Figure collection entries
# # # # #
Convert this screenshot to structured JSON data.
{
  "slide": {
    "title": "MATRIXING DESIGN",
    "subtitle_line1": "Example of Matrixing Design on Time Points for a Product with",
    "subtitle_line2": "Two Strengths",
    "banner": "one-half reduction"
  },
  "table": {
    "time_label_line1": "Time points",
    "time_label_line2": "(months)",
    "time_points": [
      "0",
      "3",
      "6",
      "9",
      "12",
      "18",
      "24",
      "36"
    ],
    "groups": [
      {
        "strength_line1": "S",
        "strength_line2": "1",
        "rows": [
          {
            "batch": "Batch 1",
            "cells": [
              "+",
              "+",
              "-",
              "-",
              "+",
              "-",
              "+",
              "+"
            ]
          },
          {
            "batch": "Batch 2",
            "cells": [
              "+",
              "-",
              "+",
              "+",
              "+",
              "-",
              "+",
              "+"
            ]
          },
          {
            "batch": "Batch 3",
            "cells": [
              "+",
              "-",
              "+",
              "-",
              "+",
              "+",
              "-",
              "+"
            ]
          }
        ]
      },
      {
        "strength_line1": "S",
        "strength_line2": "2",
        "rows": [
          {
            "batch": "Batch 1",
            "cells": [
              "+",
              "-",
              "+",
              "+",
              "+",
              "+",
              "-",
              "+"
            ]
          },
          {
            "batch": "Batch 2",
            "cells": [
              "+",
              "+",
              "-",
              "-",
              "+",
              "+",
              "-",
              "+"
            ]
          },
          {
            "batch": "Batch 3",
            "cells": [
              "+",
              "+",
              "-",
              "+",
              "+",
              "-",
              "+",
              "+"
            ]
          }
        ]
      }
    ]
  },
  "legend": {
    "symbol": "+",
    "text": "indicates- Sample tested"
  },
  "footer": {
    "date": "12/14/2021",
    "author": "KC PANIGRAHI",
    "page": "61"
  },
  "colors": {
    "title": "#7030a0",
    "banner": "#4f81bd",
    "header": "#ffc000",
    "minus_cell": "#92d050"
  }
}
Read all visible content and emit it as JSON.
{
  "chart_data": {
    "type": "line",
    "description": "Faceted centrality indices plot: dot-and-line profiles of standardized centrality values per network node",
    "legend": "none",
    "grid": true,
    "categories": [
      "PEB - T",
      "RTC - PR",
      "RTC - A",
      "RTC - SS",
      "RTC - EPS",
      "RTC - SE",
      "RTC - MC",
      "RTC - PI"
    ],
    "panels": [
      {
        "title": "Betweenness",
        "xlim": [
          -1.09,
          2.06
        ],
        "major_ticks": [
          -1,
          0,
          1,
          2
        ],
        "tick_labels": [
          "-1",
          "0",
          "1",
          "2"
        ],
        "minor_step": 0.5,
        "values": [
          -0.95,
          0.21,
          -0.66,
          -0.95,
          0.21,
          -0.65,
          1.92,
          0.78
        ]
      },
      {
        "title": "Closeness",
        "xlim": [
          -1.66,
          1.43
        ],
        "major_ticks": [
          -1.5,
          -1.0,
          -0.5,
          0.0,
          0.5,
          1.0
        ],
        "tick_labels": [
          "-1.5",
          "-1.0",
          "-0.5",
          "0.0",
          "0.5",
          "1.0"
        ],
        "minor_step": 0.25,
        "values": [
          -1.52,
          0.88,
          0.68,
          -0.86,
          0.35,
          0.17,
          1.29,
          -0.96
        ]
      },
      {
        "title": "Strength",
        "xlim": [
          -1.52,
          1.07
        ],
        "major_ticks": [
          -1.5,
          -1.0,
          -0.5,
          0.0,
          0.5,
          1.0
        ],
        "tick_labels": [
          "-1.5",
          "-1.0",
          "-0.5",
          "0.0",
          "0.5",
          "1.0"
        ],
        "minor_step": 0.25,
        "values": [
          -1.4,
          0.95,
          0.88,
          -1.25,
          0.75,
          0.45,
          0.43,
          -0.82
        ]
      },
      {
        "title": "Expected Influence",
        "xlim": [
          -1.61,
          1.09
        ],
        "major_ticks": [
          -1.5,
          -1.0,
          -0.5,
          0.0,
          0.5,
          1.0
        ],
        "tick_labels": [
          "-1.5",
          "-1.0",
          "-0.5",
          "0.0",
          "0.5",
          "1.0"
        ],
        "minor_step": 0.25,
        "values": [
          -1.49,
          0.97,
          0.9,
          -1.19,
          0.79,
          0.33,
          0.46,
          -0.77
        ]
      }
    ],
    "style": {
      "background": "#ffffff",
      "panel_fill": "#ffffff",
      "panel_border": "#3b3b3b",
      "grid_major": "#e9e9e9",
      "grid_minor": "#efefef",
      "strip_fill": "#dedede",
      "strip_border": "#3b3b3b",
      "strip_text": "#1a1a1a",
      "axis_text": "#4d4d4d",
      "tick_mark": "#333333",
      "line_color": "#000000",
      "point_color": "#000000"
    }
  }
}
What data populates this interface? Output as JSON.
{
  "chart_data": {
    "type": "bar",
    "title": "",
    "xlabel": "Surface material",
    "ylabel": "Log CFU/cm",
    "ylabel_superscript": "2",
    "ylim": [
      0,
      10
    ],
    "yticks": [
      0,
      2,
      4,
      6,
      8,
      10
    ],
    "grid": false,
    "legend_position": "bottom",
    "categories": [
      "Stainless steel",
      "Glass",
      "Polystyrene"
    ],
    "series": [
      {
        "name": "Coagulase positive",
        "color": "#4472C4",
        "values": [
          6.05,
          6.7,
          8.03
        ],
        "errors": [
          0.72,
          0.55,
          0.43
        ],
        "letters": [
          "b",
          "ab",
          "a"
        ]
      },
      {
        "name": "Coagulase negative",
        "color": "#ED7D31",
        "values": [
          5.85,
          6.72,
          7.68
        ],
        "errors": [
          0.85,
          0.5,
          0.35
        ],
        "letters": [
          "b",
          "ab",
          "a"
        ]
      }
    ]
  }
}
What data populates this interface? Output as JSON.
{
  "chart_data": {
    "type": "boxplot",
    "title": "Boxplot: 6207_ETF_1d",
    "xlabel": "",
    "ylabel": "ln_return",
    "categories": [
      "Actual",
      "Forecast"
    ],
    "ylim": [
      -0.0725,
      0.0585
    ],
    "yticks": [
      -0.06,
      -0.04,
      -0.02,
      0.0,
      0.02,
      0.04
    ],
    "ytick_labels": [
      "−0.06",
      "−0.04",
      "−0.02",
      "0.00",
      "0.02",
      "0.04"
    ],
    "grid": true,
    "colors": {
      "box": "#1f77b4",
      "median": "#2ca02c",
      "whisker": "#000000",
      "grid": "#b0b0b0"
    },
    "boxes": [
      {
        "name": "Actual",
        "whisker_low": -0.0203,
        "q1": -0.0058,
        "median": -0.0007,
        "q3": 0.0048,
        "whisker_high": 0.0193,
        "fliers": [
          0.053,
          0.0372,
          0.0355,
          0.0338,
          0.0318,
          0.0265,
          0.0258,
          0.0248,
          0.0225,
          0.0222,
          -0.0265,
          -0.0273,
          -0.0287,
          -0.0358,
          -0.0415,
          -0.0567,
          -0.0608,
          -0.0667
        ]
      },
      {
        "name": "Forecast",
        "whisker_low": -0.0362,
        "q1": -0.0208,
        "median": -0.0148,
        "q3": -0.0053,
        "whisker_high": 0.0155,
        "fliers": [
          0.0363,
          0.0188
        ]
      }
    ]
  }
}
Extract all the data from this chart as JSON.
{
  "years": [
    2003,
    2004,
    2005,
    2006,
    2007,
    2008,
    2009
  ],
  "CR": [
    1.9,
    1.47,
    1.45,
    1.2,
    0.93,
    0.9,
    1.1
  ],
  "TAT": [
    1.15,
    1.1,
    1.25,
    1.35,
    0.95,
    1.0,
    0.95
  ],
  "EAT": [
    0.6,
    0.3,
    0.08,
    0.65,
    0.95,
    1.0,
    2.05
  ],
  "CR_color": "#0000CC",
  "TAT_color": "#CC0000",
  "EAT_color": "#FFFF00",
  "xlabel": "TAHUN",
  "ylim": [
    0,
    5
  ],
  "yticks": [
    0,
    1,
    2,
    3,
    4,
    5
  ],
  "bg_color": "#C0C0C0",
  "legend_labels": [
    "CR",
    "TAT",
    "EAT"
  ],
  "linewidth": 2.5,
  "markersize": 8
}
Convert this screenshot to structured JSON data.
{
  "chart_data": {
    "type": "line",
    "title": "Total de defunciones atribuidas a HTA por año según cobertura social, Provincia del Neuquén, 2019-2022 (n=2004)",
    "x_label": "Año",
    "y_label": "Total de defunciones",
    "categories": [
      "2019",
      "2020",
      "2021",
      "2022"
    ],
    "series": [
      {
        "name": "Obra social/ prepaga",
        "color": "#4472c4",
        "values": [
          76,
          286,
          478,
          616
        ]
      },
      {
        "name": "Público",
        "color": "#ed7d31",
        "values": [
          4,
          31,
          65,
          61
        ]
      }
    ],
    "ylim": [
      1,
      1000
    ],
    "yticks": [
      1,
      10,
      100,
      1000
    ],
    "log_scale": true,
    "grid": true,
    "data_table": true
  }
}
# # # # #
● **STATED TASK**: Make a copy of each line that contains the string "xlabel".

● **EXERCISE SOLUTION**:
    "xlabel": "Surface material",
    "xlabel": "",
  "xlabel": "TAHUN",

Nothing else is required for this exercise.